(Some records)
%%
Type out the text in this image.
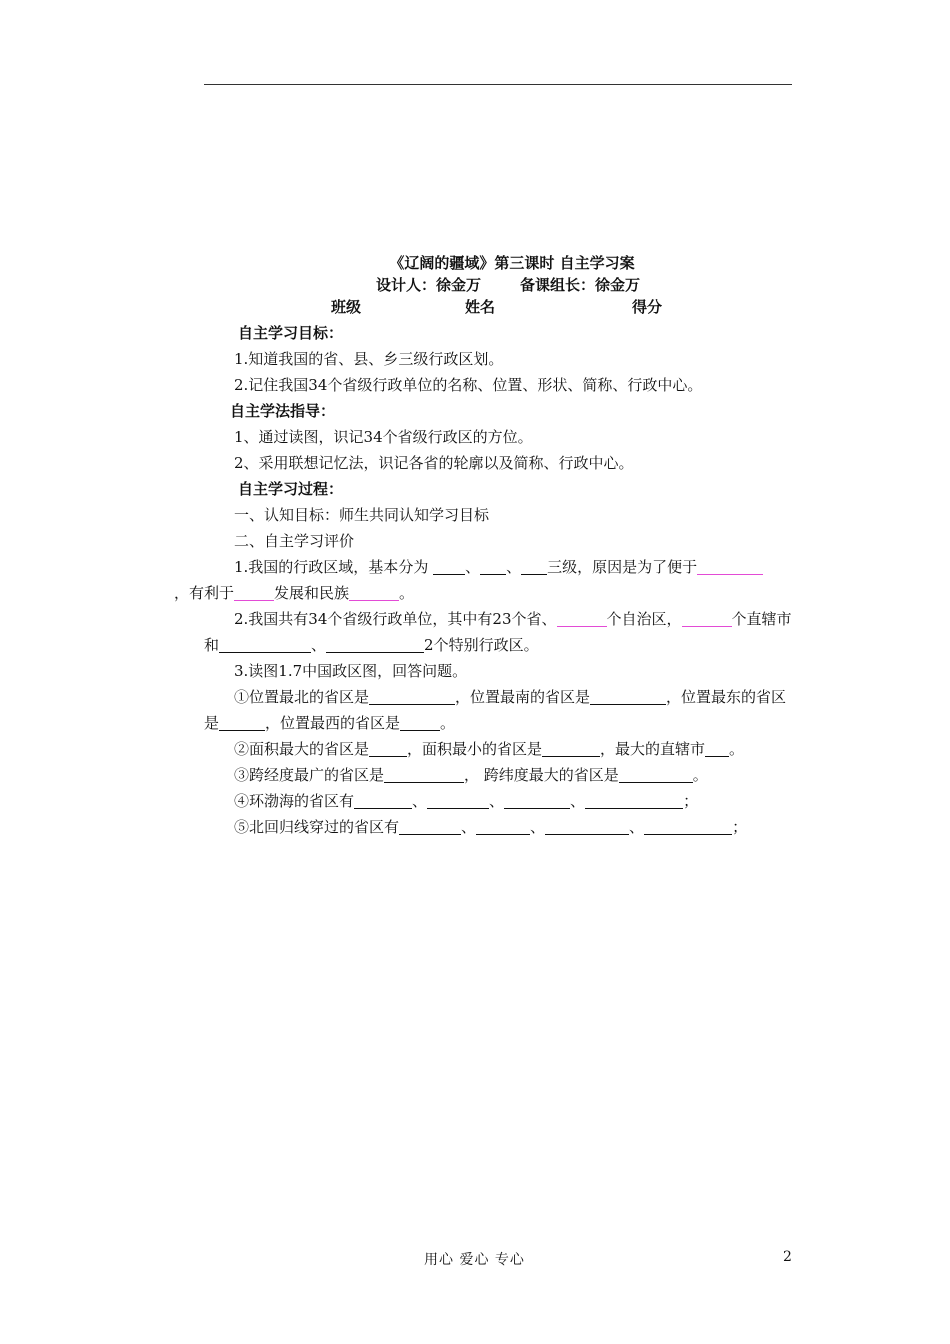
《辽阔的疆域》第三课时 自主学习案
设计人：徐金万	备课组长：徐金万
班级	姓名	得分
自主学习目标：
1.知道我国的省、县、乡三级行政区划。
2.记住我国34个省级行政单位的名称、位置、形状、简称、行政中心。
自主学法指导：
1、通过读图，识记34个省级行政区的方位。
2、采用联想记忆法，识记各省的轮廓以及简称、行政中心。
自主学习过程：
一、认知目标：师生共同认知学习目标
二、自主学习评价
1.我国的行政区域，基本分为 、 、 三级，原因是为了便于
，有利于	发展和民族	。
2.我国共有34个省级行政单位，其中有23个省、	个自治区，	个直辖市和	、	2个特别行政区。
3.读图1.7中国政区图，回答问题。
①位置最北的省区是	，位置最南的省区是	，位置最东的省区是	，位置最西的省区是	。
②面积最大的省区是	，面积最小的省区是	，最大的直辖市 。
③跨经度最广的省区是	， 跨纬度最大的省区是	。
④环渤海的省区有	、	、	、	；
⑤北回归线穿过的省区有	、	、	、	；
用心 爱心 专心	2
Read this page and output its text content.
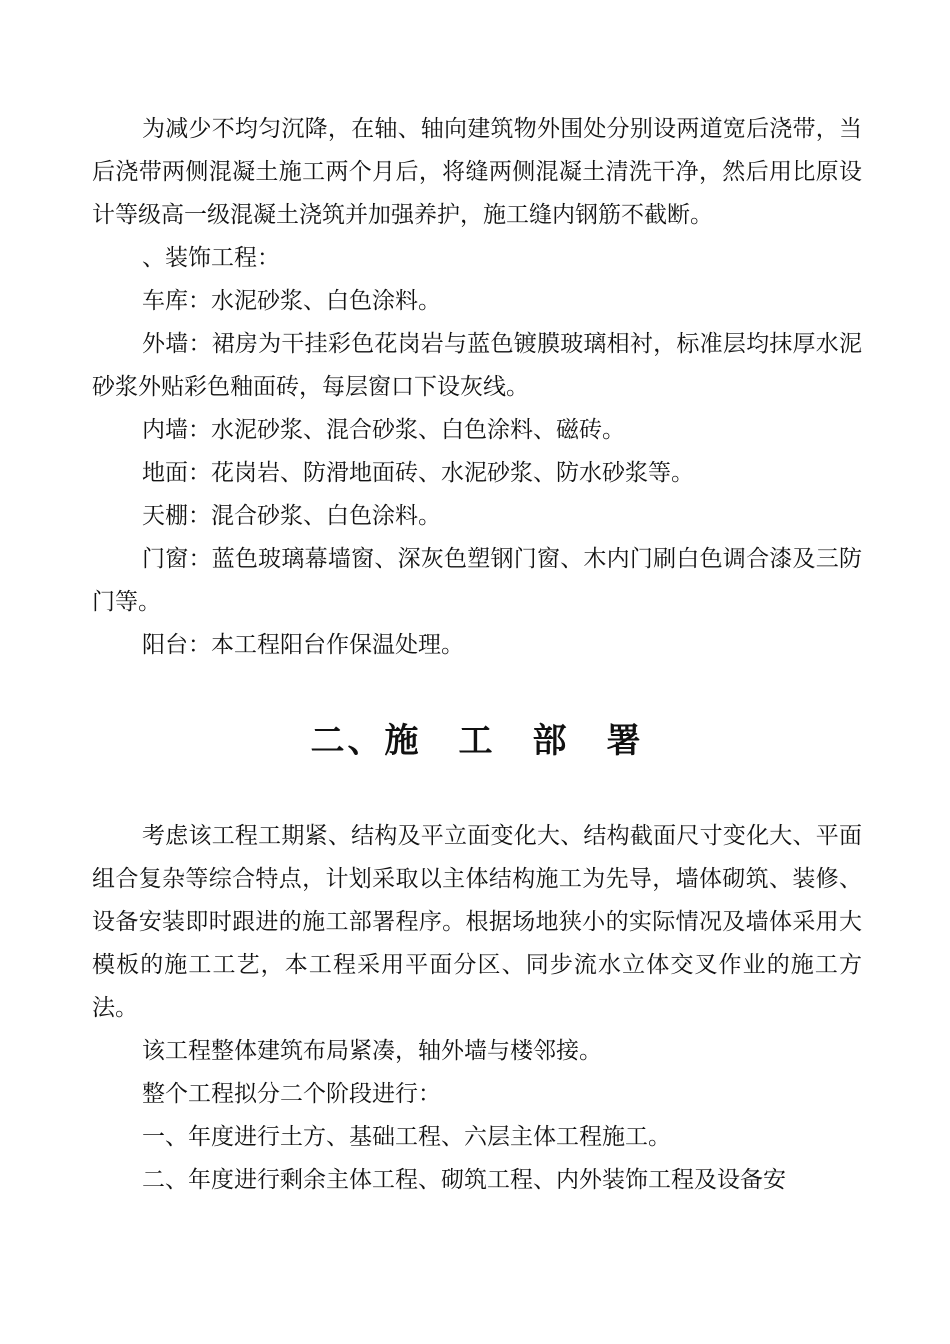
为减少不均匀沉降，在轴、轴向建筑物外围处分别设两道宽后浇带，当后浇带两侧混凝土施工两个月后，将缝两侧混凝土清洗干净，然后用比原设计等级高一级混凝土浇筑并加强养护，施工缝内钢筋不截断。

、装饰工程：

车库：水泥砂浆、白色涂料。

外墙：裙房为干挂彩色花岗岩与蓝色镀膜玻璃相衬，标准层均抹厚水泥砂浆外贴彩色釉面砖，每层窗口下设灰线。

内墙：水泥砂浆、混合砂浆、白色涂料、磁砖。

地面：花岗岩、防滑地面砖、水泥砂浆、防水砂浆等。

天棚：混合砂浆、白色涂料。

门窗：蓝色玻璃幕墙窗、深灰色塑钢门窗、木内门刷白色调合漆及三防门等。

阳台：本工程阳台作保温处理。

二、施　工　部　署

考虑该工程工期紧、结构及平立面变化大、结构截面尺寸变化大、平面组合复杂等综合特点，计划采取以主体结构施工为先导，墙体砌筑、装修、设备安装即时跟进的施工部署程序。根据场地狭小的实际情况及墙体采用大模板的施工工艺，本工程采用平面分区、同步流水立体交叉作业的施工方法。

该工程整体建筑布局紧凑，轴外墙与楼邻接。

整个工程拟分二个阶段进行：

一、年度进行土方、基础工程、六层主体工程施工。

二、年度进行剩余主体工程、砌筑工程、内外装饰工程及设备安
%%
GOAL
Scan the lines for the string "行政中心". Copy out each line that matches.

RESULT
2.记住我国34个省级行政单位的名称、位置、形状、简称、行政中心。
2、采用联想记忆法，识记各省的轮廓以及简称、行政中心。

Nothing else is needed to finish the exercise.